(Entries provided):
>>>

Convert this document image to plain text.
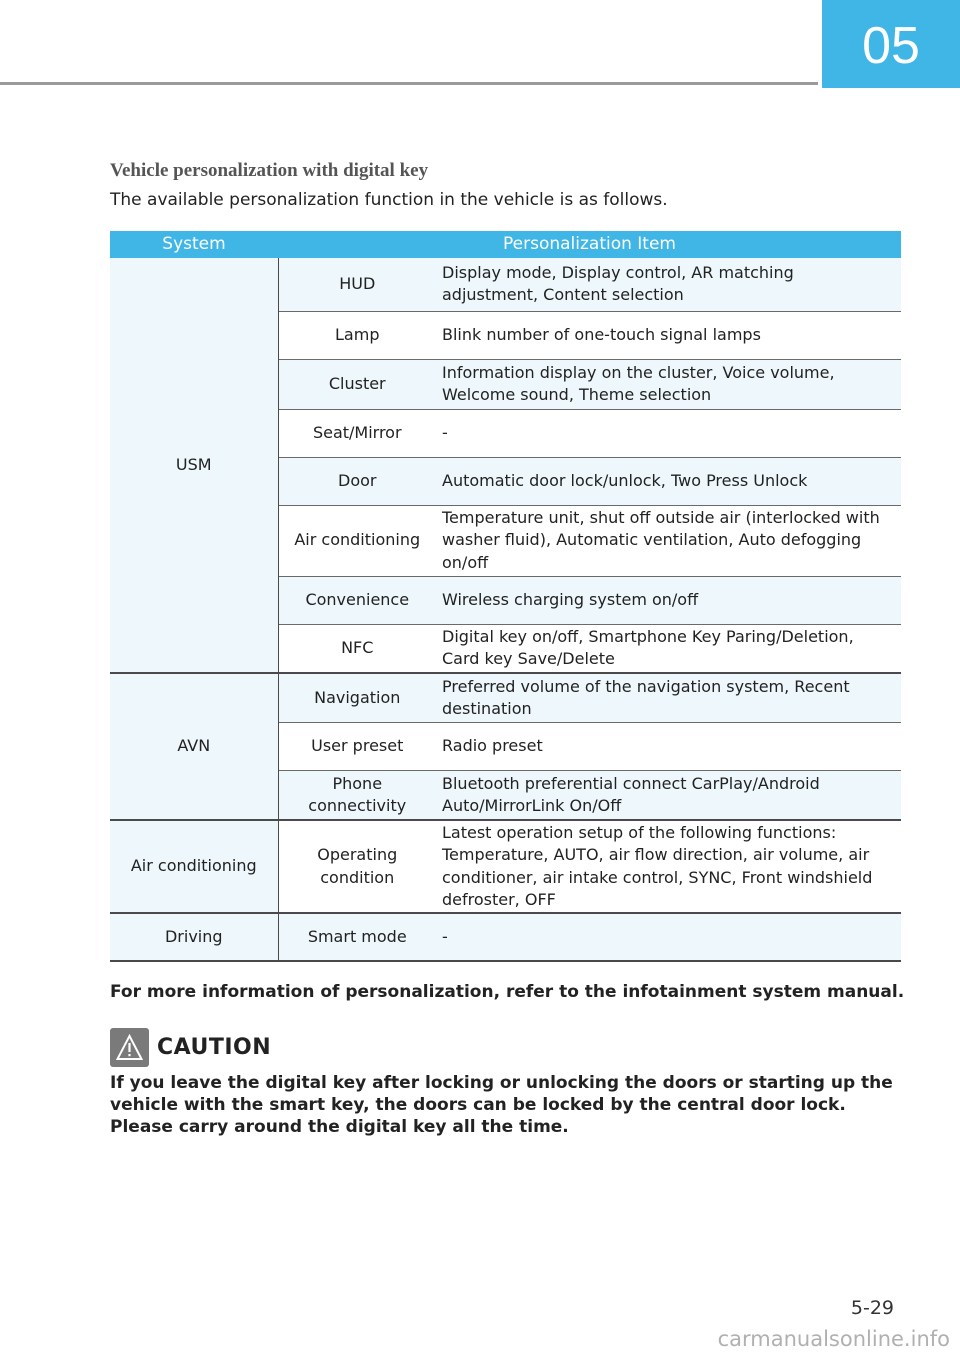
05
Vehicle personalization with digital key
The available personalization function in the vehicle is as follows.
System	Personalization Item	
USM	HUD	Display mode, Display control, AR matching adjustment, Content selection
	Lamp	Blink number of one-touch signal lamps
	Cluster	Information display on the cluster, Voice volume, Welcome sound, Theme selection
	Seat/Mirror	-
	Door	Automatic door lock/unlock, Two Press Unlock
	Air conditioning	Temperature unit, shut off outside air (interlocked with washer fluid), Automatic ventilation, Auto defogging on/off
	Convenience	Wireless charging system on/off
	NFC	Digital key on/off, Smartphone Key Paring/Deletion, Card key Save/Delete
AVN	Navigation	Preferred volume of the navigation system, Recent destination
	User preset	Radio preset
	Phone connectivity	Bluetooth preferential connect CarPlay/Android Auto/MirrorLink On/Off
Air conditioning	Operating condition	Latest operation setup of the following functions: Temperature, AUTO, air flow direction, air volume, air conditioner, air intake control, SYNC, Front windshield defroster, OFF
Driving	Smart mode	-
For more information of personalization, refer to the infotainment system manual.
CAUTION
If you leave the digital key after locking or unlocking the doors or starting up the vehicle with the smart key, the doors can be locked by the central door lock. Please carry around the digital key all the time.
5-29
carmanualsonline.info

<<<

(What you need to do):
Examine the records and pull out every line where the string "selection" occurs.

(Response):
USM	HUD	Display mode, Display control, AR matching adjustment, Content selection
	Cluster	Information display on the cluster, Voice volume, Welcome sound, Theme selection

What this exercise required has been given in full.